> _Supplied text_
# Other Places Around The World > Asia, South Pacific & Australia >  >  Pacific islands

## Petri

Ok, we're seriously planning a new trip -- use frequent flyer miles to collect the tickets from South Africa and after safari and Mauritius fly back home with the new ticket and continue the journey later.  Why now?  Well, the tickets are still relatively inexpensive and I don't think flying will get any cheaper in the future.

One of our favourite destinations will be New Zealand and I was thinking of "island hopping" on some of the islands on Pacific Ocean.  Prefererably some of the smaller, less touristic places.

Can anyone recommend any "hidden paradises" on the Pacific?

----------


## KevinS

If I were to return to the South Pacific I would consider the  Qamea Beach Club in Fiji.  It's an inter-island flight, a taxi, and a boat ride from the main airport in Nadi.

----------


## infi

I would look at Tonga (somewhere like Fafa Island for example), Vanuatu,and the Cook Islands are also great. All a little less on the traveled road and all enjoyable for different reasons. If you like to sail and maybe will charter Vanuata would be a great base to sail out of

----------


## Erma

Second the Kingdom of Tonga suggestion.  Experience was helping my best friend plan her honeymoon-10 day charter w/ Moorings and land based in Aust/GBReef area.  They LOVED Tonga!

My thoughts are: KOTonga is off the beaten path more so than say French Poly.

They stopped at several islands in the chain that looked appealing for a future land based trip.  If they could have...they would have purchased land while they were there..they liked it so much. (much like the BVI with regards to owning property in the Kingdom)

I know a couple that recently completed their trip to New Caledonia - very well traveled- I will ask him if it is okay to send you or post his overview of the area.  Suffice it to say they loved it and it was quite off the beaten path.

Will get back to you!


Best regards,

Erma

----------


## infi

I was  a little underwhelmed by New Caledonia - watching a cheesy island version of show girls doing a dancing in the rain number in the casino was a real low point! LOL

----------


## Peter

> I was  a little underwhelmed by New Caledonia - watching a cheesy island version of show girls doing a dancing in the rain number in the casino was a real low point! LOL



Then you weren't in the right parts of New Caledonia.

The big hotels near Noumea and the Isle of Pines are magnets for package tourists.  If you aren't a package tourist and don't want to be around them, don't go there.

There are a few great restaurants and worthwhile things to do around Noumea.  We were happy to skip the Isle of Pines and had a great time in the northern part of New Caledonia and especially on the Loyalty Islands which may be just what the OP is seeking.  Ouvea has one of the most beautiful beaches I've ever experienced--Barbuda beautiful, Havelock island beautiful--on an island with a complicated history.  It's the only French place I've ever been where the hotel de ville doesn't fly the tricolor. (Also there weren't any men my age, because they had all been killed by the French army.)  Ouvea takes patience but is well worth it.

Lifou is a much bigger island--larger than the island of Tahiti but with a tiny population and no industrialization.  We stayed at Chez Jeanette's in a grass hut a few meters from the beach.  We were the first Americans who'd ever stayed there (this was November 2007).

> _Exercise aim_
Carry the forum thread on Pacific island destinations forward, starting right after its final sentence.

> _Items_
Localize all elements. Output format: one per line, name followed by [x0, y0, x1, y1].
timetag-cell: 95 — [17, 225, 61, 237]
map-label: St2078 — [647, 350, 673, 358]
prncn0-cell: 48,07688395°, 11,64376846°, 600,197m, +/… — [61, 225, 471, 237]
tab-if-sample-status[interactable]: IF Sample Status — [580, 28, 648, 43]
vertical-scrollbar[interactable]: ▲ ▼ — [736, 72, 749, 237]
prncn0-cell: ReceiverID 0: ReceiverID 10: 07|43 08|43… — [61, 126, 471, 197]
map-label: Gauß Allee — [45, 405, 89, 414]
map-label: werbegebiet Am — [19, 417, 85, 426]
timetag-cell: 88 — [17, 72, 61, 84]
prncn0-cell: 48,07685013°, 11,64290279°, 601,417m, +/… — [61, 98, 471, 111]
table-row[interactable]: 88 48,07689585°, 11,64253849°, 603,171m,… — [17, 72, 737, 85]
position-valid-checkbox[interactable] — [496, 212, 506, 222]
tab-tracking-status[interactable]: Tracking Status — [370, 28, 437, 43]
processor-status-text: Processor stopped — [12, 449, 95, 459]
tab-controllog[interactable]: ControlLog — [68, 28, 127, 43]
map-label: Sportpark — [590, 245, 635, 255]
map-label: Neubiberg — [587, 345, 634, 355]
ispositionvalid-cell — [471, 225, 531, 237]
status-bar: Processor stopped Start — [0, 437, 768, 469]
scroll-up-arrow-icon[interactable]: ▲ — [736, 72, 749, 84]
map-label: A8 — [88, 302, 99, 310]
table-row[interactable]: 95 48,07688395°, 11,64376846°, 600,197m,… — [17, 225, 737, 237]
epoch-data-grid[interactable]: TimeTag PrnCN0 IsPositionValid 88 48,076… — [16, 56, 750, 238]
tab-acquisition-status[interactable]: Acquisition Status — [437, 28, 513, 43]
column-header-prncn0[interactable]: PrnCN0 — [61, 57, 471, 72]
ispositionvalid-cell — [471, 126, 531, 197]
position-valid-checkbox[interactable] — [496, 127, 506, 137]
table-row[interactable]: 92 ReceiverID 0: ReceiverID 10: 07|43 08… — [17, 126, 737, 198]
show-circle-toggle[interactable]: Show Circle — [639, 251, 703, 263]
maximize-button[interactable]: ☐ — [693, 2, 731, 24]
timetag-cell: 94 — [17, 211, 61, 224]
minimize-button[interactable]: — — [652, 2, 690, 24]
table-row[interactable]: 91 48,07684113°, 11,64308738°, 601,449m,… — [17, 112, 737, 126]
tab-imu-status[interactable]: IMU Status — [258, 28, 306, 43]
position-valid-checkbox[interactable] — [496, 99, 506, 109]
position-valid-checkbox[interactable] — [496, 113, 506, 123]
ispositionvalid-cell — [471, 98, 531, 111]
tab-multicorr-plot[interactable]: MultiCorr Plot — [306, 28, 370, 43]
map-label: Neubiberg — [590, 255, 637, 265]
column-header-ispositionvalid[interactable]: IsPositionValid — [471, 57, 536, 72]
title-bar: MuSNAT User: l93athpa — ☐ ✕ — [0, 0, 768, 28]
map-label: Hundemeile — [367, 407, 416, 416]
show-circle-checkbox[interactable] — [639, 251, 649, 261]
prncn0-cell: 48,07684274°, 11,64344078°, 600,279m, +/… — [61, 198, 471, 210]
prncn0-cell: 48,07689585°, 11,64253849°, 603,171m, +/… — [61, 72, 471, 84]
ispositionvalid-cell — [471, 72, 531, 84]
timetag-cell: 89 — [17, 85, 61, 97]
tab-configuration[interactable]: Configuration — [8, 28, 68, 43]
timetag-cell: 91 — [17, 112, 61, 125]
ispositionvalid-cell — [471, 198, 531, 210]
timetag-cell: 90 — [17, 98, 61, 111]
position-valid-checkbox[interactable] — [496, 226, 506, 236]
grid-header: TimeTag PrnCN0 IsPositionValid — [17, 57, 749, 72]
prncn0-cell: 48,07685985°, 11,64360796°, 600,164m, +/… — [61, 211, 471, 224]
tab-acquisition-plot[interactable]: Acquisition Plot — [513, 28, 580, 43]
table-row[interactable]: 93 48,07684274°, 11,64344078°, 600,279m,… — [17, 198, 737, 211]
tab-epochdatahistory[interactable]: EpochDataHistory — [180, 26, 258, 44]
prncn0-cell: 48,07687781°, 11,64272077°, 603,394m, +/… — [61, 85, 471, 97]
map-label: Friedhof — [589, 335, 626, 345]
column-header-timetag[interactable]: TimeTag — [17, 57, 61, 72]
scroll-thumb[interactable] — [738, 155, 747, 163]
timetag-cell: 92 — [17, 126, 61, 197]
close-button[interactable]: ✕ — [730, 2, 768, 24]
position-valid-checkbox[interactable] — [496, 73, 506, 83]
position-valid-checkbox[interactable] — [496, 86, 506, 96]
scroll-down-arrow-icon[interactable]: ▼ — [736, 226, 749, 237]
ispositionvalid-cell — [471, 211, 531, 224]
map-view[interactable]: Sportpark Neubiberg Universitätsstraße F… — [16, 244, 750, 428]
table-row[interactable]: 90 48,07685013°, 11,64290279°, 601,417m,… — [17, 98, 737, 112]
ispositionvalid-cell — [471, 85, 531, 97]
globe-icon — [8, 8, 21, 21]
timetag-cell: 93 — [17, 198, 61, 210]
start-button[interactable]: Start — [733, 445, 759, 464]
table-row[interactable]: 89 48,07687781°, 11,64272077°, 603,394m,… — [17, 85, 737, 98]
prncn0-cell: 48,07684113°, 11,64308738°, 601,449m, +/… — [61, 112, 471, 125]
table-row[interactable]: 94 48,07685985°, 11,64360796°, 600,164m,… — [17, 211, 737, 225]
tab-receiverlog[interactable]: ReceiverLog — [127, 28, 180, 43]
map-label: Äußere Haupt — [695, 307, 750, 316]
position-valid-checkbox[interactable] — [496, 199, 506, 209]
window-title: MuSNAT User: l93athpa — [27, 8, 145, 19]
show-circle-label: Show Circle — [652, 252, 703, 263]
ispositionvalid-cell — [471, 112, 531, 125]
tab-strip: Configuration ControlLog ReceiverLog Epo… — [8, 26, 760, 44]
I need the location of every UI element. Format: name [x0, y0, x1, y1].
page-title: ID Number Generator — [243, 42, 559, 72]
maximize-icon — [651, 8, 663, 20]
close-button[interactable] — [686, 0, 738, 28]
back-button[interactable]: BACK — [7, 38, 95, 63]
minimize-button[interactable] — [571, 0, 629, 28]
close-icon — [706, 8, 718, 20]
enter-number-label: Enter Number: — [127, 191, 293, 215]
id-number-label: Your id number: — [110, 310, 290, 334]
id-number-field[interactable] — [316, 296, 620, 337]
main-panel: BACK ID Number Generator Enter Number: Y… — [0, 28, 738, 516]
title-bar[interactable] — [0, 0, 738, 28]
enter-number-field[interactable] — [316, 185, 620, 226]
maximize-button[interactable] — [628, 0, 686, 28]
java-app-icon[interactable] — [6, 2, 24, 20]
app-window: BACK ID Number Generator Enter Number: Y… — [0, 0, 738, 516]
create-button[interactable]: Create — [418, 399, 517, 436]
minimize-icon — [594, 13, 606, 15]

> _Output_
In the north of the mainland I stopped by the pizza place in Poindime one evening to order a pizza.  When I returned half an hour later to pick it up I was surprised to find my name on it, even though I hadn't given my name.  "Oh," the pizza girl said, "my sister works at the petrol station and got your name off your credit card.  We don't get many Americans here." I'm fully confident that by the next morning many people in Poindime knew that we had ordered a Texan pizza (which was very good). 

New Caledonia is much more than casinos and cheesy dance shows.  Rent a car, fly Air Caledonie to the Loyalty Islands, and step back into an uncrowded, unhurried, amazingly beautiful part of the world. And if you're like me, months later you will still have the Kaneka music in your head.

P.S.
Does sbhonline give any prizes for most years between posts? Thanks for prompting me Erma!

----------


## Erma

infi,

Which island did you visit?  

Since I have not visited NC I can only relate what a friend, Peter, and his wife experienced.  For reference they are very frequent travelers around the world and enjoy more of the "off the beaten path" area's.  i can't imagine he and his wife heading to that type of entertainment.  Maybe this is a case of 'available options' in a country....
What I can say is that I would follow Peter's travel advice without question- -that's because I know his/their style and it match's my taste.  Then again I long ago left SBH for more remote islands in the FWI.
In any case here is Peter's summary.  He is a member of this site under username Peter and he authorized this exert from our email.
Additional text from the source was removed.